• Permintaan Tertulis 1
Menurut berita tentang status siaga darurat di Bali, berapa lama status tersebut ditetapkan?

☆ ☆ ☆ ☆ ☆ ☆ ☆

Denpasar (ANTARA) - Penjabat (Pj) Gubernur Bali Sang Made Mahendra Jaya menetapkan status siaga darurat di Pulau Dewata selama 14 hari ke depan, tindakan ini merespons kondisi bencana kebakaran dan kekeringan yang terjadi belakangan.

“Dengan melihat perkembangan situasi yang ada, untuk perlindungan masyarakat dan meningkatkan kesiapsiagaan, serta memudahkan akses, kami sepakat menetapkan 14 hari ke depan status siaga darurat, mulai hari ini,” kata dia di Denpasar, Kamis.

Kepada media, orang nomor satu di Pemprov Bali itu menyampaikan selama 14 hari ke depan mereka akan berupaya mempercepat pemadaman api yang saat ini sedang terjadi, termasuk menyalurkan bantuan kepada daerah-daerah yang dalam kondisi krisis air bersih atau kekeringan.

“Ini (status siaga darurat) eskalasi yang paling rendah ya menurut undang-undang, sehingga nanti kita gerakan dan aksesnya (dalam menangani bencana) lebih mudah, baik melakukan berbagai kegiatan termasuk memberi ruang dukungan,” ujarnya.

Dalam rapat koordinasi penanganan darurat bencana bersama BNPB itu, Kepala Pelaksana BPBD Bali I Made Rentin menambahkan ada dua permohonan dalam situasi ini, yaitu pertama permohonan kelengkapan alat untuk penanganan kedaruratan kekeringan di seluruh Bali.

☆ ☆ ☆ ☆ ☆ ☆ ☆

• Permintaan Tertulis 2
Tuliskan kembali seluruh baris dalam daftar di bawah ini tanpa mengubah satu baris pun. Gambarnya tidak perlu disertakan dalam jawaban.

☆ ☆ ☆ ☆ ☆ ☆ ☆

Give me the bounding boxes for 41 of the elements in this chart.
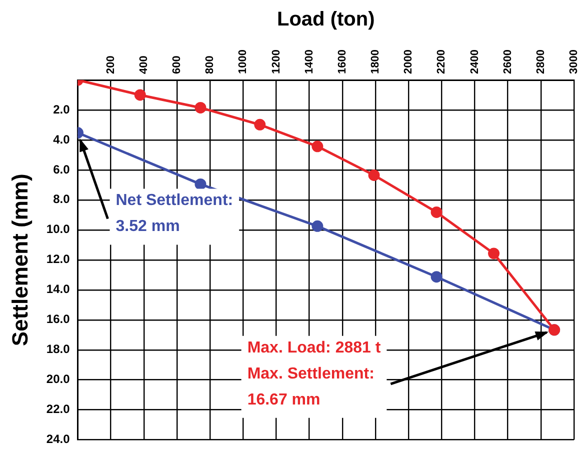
x-tick-label: 2200 [436,50,448,74]
point [194,102,206,114]
x-tick-label: 800 [204,56,216,74]
point [134,89,146,101]
y-tick-label: 8.0 [53,192,70,206]
y-axis-title: Settlement (mm) [7,174,32,346]
x-tick-label: 2600 [502,50,514,74]
x-tick-label: 3000 [568,50,580,74]
x-tick-label: 1200 [270,50,282,74]
y-tick-label: 22.0 [46,402,70,416]
y-tick-label: 4.0 [53,132,70,146]
point [312,220,324,232]
y-tick-label: 20.0 [46,372,70,386]
point [488,248,500,260]
y-tick-label: 12.0 [46,252,70,266]
y-tick-label: 16.0 [46,312,70,326]
point [254,118,266,130]
point [430,206,442,218]
x-tick-label: 2400 [468,50,481,74]
y-tick-label: 14.0 [46,282,70,296]
x-tick-label: 400 [138,56,150,74]
point [312,140,324,152]
y-tick-label: 10.0 [46,222,70,236]
x-axis-title: Load (ton) [277,8,375,31]
x-tick-label: 200 [104,56,117,74]
point [368,169,380,181]
y-tick-label: 6.0 [53,162,70,176]
y-tick-label: 2.0 [53,102,70,116]
point [430,271,442,283]
x-tick-label: 600 [171,56,184,74]
y-tick-label: 18.0 [46,342,70,356]
point [194,178,206,190]
annotation: Net Settlement: 3.52 mm [116,192,234,236]
annotation: Max. Load: 2881 t Max. Settlement: 16.67 mm [247,339,382,408]
x-tick-label: 1400 [303,50,316,74]
x-tick-label: 1600 [336,50,348,74]
y-tick-label: 24.0 [46,432,70,446]
x-tick-label: 2800 [534,50,547,74]
x-tick-label: 1800 [370,50,382,74]
x-tick-label: 2000 [402,50,415,74]
x-tick-label: 1000 [237,50,250,74]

☆ ☆ ☆ ☆ ☆ ☆ ☆

• Jawaban Latihan 1
Selama 14 hari ke depan.

• Jawaban Latihan 2
Give me the bounding boxes for 41 of the elements in this chart.
x-tick-label: 2200 [436,50,448,74]
point [194,102,206,114]
x-tick-label: 800 [204,56,216,74]
point [134,89,146,101]
y-tick-label: 8.0 [53,192,70,206]
y-axis-title: Settlement (mm) [7,174,32,346]
x-tick-label: 2600 [502,50,514,74]
x-tick-label: 3000 [568,50,580,74]
x-tick-label: 1200 [270,50,282,74]
y-tick-label: 22.0 [46,402,70,416]
y-tick-label: 4.0 [53,132,70,146]
point [312,220,324,232]
y-tick-label: 20.0 [46,372,70,386]
point [488,248,500,260]
y-tick-label: 12.0 [46,252,70,266]
y-tick-label: 16.0 [46,312,70,326]
point [254,118,266,130]
point [430,206,442,218]
x-tick-label: 2400 [468,50,481,74]
y-tick-label: 14.0 [46,282,70,296]
x-tick-label: 400 [138,56,150,74]
point [312,140,324,152]
y-tick-label: 10.0 [46,222,70,236]
x-axis-title: Load (ton) [277,8,375,31]
x-tick-label: 200 [104,56,117,74]
point [368,169,380,181]
y-tick-label: 6.0 [53,162,70,176]
y-tick-label: 2.0 [53,102,70,116]
point [430,271,442,283]
x-tick-label: 600 [171,56,184,74]
y-tick-label: 18.0 [46,342,70,356]
point [194,178,206,190]
annotation: Net Settlement: 3.52 mm [116,192,234,236]
annotation: Max. Load: 2881 t Max. Settlement: 16.67 mm [247,339,382,408]
x-tick-label: 1400 [303,50,316,74]
x-tick-label: 1600 [336,50,348,74]
y-tick-label: 24.0 [46,432,70,446]
x-tick-label: 2800 [534,50,547,74]
x-tick-label: 1800 [370,50,382,74]
x-tick-label: 2000 [402,50,415,74]
x-tick-label: 1000 [237,50,250,74]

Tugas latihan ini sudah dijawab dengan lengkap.